-- begin Source material --

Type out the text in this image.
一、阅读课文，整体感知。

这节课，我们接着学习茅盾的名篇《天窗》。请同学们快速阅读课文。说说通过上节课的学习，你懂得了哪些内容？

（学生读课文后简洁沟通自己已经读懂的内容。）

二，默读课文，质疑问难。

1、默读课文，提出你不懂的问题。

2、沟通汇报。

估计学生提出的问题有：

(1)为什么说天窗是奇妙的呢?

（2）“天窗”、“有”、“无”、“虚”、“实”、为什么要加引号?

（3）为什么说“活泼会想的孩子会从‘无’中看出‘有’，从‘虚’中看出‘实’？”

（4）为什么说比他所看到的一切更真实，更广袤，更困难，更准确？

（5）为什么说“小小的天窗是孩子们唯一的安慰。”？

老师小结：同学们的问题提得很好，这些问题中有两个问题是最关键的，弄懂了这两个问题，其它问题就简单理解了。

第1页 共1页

-- end Source material --

- [Problem details]
Extract all of the data exactly as written.

- [Full response]
Type out the text in this image.
一、阅读课文，整体感知。

这节课，我们接着学习茅盾的名篇《天窗》。请同学们快速阅读课文。说说通过上节课的学习，你懂得了哪些内容？

（学生读课文后简洁沟通自己已经读懂的内容。）

二，默读课文，质疑问难。

1、默读课文，提出你不懂的问题。

2、沟通汇报。

估计学生提出的问题有：

(1)为什么说天窗是奇妙的呢?

（2）“天窗”、“有”、“无”、“虚”、“实”、为什么要加引号?

（3）为什么说“活泼会想的孩子会从‘无’中看出‘有’，从‘虚’中看出‘实’？”

（4）为什么说比他所看到的一切更真实，更广袤，更困难，更准确？

（5）为什么说“小小的天窗是孩子们唯一的安慰。”？

老师小结：同学们的问题提得很好，这些问题中有两个问题是最关键的，弄懂了这两个问题，其它问题就简单理解了。

第1页 共1页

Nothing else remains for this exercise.